(begin)

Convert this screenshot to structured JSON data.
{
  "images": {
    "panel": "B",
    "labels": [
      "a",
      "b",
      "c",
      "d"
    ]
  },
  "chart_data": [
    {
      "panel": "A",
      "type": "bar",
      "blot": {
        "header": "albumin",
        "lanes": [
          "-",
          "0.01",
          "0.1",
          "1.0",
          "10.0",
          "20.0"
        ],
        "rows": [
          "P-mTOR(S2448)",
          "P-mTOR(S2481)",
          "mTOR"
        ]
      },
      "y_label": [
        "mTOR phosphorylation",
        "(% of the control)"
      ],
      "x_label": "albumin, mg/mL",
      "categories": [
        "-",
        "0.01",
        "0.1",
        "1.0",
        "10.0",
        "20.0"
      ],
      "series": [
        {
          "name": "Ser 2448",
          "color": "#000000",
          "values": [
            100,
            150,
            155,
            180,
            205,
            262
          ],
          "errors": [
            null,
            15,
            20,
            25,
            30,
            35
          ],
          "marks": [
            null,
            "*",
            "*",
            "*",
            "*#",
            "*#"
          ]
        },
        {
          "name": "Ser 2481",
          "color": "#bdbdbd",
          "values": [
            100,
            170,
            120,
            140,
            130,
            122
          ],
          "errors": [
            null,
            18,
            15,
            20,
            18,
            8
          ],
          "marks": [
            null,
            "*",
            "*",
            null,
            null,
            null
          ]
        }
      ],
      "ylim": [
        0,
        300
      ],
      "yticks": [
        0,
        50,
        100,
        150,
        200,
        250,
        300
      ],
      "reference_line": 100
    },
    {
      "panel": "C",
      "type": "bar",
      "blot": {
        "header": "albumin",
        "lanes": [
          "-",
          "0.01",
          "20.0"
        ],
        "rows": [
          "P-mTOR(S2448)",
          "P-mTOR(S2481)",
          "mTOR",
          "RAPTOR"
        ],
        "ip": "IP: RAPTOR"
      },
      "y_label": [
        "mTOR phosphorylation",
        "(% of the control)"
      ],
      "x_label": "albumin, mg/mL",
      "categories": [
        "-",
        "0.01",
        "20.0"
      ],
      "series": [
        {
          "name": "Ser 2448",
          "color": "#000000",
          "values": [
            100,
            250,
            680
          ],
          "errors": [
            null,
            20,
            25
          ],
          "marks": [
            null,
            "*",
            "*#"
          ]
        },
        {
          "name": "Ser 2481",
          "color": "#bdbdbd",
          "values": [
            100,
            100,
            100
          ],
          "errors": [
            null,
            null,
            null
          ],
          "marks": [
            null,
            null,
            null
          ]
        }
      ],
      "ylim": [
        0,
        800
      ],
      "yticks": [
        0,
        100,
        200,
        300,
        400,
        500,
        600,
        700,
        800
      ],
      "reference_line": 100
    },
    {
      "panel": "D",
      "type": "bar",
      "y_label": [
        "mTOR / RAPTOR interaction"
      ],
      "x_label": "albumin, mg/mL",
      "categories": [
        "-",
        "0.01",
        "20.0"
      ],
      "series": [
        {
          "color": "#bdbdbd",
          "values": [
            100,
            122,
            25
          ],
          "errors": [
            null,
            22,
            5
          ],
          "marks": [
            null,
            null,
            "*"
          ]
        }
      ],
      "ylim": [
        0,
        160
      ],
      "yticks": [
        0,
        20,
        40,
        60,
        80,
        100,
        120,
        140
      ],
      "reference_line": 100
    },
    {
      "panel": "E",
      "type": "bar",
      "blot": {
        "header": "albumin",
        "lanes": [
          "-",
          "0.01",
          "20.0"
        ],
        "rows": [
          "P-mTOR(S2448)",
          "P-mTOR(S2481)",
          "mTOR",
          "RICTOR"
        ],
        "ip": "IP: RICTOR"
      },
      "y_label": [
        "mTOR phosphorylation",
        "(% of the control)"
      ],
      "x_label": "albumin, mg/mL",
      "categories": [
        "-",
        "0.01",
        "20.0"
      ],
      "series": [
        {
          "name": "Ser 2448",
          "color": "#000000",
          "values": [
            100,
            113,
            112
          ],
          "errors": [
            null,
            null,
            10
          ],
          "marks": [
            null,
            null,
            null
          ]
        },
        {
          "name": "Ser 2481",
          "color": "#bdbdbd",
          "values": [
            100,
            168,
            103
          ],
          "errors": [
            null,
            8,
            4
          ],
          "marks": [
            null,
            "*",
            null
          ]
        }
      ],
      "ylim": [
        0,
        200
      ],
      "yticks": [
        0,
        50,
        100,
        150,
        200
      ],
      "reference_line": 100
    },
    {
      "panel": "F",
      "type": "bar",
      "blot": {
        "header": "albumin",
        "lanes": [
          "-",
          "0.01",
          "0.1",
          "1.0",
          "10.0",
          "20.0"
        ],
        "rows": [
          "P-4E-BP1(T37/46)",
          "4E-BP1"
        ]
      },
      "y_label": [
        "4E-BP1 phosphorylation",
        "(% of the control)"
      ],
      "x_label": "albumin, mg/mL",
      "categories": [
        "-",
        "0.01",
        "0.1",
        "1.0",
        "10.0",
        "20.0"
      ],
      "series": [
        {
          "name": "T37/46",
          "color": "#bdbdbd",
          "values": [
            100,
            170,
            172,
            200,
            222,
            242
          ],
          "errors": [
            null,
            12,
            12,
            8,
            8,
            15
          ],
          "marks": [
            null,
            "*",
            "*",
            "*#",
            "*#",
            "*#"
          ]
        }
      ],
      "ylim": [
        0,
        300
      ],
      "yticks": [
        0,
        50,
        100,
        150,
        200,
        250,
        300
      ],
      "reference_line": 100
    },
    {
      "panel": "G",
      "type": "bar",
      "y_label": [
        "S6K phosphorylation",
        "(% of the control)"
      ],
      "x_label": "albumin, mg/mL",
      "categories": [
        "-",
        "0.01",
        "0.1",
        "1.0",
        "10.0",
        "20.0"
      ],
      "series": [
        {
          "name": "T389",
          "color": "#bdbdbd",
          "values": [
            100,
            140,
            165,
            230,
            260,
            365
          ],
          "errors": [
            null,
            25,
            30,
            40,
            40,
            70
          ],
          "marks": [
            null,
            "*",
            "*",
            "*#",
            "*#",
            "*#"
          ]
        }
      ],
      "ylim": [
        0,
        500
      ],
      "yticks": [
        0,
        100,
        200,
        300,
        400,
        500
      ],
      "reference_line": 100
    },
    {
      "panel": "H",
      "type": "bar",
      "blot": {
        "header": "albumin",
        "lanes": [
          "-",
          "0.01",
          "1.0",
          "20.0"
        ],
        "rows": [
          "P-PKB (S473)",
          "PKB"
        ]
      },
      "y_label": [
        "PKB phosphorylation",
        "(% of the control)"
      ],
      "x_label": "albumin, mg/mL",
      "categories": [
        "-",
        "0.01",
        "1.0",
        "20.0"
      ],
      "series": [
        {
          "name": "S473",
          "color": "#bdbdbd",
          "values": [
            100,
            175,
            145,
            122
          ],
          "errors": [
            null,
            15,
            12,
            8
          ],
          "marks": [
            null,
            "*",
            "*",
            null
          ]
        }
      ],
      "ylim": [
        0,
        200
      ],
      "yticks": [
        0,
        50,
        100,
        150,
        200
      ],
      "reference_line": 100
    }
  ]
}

(end)

Exercise:
Only a number is wanted: how many lines of the material above hold "panel"?

Task solution:
8